Task objective → Type out all the records word for word. Any pictures are to be left out.

The input →
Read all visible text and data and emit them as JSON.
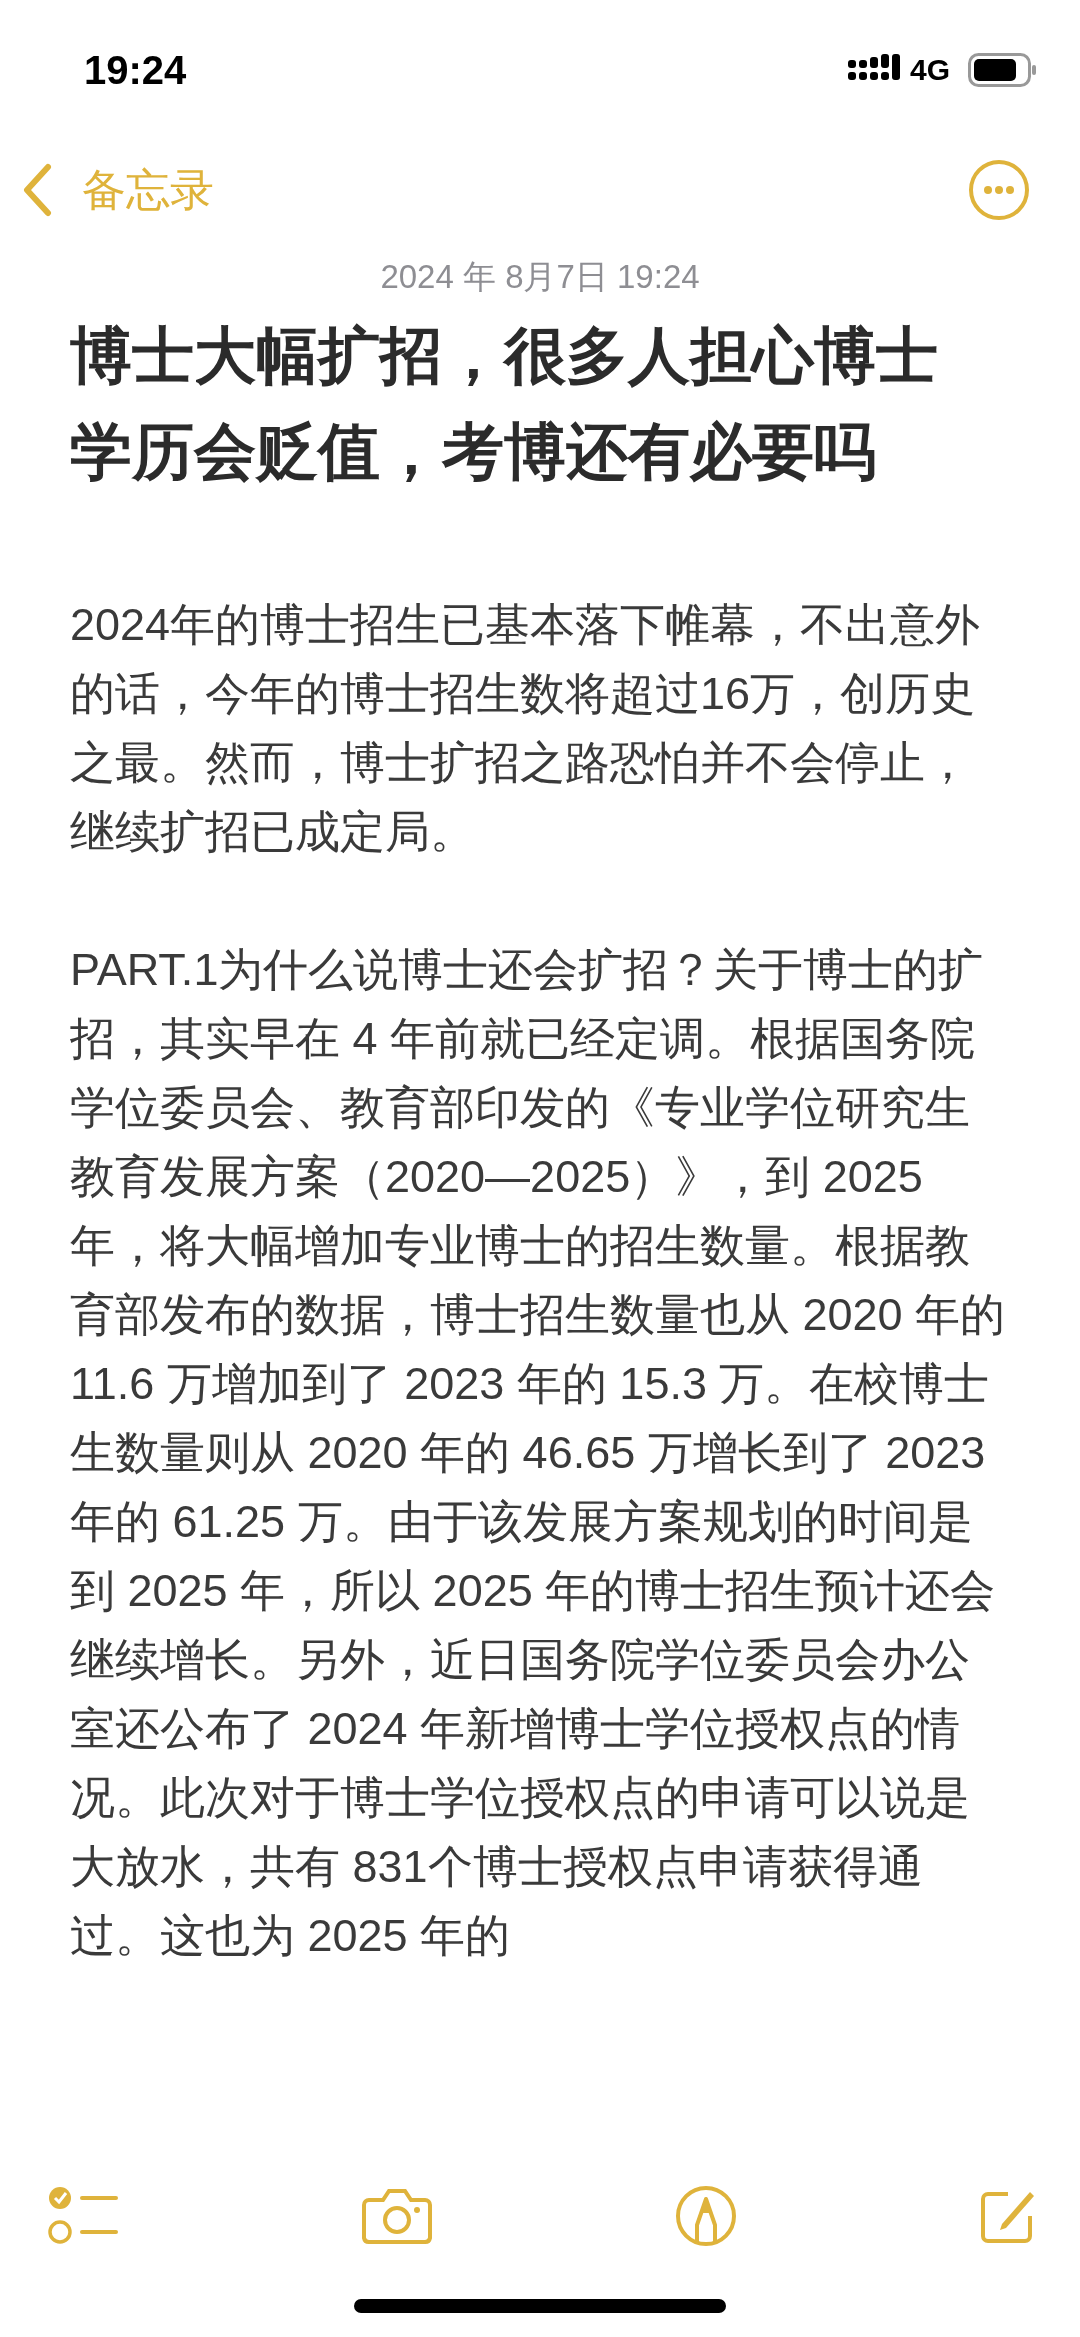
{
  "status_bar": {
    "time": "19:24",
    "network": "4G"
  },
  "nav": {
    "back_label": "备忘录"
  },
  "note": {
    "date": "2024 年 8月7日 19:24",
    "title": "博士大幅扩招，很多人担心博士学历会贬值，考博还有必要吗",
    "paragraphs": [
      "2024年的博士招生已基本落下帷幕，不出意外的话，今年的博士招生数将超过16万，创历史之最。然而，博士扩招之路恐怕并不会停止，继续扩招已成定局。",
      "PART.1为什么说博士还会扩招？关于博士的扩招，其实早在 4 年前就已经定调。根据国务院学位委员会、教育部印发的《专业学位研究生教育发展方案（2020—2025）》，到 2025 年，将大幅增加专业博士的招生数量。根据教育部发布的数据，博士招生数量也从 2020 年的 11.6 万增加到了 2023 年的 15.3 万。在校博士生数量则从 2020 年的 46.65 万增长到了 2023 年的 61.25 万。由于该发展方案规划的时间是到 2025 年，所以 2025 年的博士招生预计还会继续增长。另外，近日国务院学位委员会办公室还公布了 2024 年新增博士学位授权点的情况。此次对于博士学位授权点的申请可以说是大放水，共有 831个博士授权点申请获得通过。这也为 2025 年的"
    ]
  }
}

Result →
Read all visible text and data and emit them as JSON.
{
  "status_bar": {
    "time": "19:24",
    "network": "4G"
  },
  "nav": {
    "back_label": "备忘录"
  },
  "note": {
    "date": "2024 年 8月7日 19:24",
    "title": "博士大幅扩招，很多人担心博士学历会贬值，考博还有必要吗",
    "paragraphs": [
      "2024年的博士招生已基本落下帷幕，不出意外的话，今年的博士招生数将超过16万，创历史之最。然而，博士扩招之路恐怕并不会停止，继续扩招已成定局。",
      "PART.1为什么说博士还会扩招？关于博士的扩招，其实早在 4 年前就已经定调。根据国务院学位委员会、教育部印发的《专业学位研究生教育发展方案（2020—2025）》，到 2025 年，将大幅增加专业博士的招生数量。根据教育部发布的数据，博士招生数量也从 2020 年的 11.6 万增加到了 2023 年的 15.3 万。在校博士生数量则从 2020 年的 46.65 万增长到了 2023 年的 61.25 万。由于该发展方案规划的时间是到 2025 年，所以 2025 年的博士招生预计还会继续增长。另外，近日国务院学位委员会办公室还公布了 2024 年新增博士学位授权点的情况。此次对于博士学位授权点的申请可以说是大放水，共有 831个博士授权点申请获得通过。这也为 2025 年的"
    ]
  }
}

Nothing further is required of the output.